- _WHAT THE TASK ASKS_
Return the lines where the word "chunk" occurs.

☆ ☆ ☆ ☆ ☆ ☆ ☆

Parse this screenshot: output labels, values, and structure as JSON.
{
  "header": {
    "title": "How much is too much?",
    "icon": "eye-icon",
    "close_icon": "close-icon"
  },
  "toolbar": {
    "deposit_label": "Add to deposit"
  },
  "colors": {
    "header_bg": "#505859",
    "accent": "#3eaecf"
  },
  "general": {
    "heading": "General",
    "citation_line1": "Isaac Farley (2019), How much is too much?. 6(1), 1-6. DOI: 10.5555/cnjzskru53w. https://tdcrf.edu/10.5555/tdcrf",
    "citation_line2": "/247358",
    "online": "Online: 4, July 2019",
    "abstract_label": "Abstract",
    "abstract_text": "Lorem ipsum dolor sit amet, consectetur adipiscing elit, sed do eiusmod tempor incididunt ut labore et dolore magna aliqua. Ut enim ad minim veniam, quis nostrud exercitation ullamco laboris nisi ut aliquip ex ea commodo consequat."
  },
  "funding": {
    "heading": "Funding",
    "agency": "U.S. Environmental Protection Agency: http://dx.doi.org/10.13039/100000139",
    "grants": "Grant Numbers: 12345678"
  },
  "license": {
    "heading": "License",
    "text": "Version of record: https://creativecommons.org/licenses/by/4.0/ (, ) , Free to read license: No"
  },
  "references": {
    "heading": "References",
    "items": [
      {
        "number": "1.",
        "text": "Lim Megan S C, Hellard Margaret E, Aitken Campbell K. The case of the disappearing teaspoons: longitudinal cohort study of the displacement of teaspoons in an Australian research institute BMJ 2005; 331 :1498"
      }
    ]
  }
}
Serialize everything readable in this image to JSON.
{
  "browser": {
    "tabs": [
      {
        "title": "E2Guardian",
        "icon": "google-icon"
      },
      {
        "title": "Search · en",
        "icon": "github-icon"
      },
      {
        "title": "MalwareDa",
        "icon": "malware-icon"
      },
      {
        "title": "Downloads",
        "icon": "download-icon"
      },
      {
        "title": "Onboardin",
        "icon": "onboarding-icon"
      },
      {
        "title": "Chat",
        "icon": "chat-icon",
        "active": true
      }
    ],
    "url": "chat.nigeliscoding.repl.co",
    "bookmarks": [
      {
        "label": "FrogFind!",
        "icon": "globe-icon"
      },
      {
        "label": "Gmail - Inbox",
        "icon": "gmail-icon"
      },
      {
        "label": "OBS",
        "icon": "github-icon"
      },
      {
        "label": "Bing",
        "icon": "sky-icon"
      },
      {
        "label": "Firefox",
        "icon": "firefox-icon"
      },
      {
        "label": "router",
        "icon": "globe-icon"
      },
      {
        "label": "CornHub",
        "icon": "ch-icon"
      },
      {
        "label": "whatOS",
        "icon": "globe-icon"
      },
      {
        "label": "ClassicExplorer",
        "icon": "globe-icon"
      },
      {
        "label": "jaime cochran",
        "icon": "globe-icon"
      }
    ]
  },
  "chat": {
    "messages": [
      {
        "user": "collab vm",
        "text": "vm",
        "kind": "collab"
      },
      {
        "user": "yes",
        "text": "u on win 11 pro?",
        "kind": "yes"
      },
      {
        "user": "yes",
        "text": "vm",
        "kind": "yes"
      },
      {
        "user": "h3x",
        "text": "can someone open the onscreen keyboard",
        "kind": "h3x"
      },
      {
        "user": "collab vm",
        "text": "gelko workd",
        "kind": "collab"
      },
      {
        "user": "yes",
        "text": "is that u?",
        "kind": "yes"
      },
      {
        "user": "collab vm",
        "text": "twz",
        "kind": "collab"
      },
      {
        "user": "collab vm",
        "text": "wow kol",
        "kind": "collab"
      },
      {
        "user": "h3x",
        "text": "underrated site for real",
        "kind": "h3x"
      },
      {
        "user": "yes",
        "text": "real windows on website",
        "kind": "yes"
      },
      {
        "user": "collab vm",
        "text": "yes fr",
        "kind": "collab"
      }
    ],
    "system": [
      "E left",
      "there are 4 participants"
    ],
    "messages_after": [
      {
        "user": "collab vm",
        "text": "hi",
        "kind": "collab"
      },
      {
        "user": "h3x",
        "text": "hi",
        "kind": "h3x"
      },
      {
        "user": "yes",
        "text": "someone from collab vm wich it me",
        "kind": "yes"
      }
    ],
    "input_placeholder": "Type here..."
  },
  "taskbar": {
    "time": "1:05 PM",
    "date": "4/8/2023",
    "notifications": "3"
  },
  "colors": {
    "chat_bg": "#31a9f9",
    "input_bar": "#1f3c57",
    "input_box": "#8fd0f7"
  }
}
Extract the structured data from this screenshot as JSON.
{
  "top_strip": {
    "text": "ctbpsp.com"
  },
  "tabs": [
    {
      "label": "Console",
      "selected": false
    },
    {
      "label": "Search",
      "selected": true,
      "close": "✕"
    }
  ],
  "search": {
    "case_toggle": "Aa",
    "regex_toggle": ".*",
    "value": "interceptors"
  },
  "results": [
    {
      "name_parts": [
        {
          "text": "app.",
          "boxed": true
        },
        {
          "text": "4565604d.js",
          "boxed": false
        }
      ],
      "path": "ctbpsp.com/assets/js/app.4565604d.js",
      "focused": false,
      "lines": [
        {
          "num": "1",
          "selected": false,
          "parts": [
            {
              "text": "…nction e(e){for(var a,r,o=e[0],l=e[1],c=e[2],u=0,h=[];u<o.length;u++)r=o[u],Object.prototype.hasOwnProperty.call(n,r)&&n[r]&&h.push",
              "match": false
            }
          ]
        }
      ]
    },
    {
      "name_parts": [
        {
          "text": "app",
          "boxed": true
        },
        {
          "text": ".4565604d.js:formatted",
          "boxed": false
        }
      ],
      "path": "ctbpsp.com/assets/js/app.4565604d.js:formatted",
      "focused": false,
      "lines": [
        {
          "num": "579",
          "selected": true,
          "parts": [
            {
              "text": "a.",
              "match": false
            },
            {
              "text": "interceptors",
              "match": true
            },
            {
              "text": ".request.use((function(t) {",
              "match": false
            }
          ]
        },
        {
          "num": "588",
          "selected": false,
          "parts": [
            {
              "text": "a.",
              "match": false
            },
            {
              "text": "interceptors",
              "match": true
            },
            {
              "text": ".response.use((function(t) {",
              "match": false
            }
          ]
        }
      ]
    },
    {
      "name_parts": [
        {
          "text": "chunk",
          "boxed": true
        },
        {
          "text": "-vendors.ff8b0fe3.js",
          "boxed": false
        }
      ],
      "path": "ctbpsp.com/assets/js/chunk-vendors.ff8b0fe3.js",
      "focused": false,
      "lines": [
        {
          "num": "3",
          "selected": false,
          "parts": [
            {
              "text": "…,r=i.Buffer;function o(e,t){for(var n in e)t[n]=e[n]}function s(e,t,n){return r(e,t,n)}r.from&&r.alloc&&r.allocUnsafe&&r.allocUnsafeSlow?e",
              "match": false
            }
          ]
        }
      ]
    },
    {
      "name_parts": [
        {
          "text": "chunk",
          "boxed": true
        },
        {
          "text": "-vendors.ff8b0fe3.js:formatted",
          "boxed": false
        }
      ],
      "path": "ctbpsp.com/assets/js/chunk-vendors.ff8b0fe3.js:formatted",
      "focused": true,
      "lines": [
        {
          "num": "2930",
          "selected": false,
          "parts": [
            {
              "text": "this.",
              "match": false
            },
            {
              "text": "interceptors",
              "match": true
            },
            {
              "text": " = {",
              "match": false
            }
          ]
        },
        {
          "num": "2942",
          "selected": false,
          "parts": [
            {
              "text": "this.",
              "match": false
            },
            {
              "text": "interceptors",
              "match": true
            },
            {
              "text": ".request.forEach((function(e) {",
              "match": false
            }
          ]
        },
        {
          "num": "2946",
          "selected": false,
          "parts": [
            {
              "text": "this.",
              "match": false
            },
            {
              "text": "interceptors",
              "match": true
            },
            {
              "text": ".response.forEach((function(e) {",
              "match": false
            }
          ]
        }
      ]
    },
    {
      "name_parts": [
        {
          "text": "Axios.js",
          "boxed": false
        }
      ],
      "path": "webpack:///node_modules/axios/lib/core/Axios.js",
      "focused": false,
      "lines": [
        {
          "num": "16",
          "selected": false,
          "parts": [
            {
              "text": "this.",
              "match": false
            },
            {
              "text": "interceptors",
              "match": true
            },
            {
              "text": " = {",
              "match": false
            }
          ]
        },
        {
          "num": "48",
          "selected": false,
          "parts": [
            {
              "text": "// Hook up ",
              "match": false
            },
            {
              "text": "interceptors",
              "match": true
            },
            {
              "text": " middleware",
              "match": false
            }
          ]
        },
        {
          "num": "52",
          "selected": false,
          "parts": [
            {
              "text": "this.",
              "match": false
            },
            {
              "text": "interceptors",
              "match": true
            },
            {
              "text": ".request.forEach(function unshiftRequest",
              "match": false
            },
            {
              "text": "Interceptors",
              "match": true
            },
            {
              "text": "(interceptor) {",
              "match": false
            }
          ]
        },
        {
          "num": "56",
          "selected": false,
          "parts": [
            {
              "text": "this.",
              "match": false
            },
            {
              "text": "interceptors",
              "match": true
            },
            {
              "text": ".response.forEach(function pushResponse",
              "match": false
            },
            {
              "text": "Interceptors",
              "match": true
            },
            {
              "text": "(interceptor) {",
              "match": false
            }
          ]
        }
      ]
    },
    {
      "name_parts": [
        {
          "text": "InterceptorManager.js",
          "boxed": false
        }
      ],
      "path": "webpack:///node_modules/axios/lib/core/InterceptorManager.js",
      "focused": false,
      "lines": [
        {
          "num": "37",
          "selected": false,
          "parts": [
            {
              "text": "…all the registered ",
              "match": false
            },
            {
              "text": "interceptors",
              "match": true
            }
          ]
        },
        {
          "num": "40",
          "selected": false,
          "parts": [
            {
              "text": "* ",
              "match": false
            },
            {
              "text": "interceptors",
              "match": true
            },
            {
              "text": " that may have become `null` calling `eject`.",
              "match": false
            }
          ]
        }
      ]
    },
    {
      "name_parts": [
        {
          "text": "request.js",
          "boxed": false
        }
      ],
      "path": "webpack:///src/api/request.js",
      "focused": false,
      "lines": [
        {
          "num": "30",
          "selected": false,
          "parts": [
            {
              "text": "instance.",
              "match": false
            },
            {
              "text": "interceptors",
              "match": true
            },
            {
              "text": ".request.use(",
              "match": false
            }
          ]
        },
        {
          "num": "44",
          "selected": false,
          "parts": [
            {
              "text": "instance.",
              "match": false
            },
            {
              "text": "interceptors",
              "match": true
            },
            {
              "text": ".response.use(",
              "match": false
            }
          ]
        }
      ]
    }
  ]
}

☆ ☆ ☆ ☆ ☆ ☆ ☆

- _RESULT OF THIS EXERCISE_
          "text": "chunk",
      "path": "ctbpsp.com/assets/js/chunk-vendors.ff8b0fe3.js",
          "text": "chunk",
      "path": "ctbpsp.com/assets/js/chunk-vendors.ff8b0fe3.js:formatted",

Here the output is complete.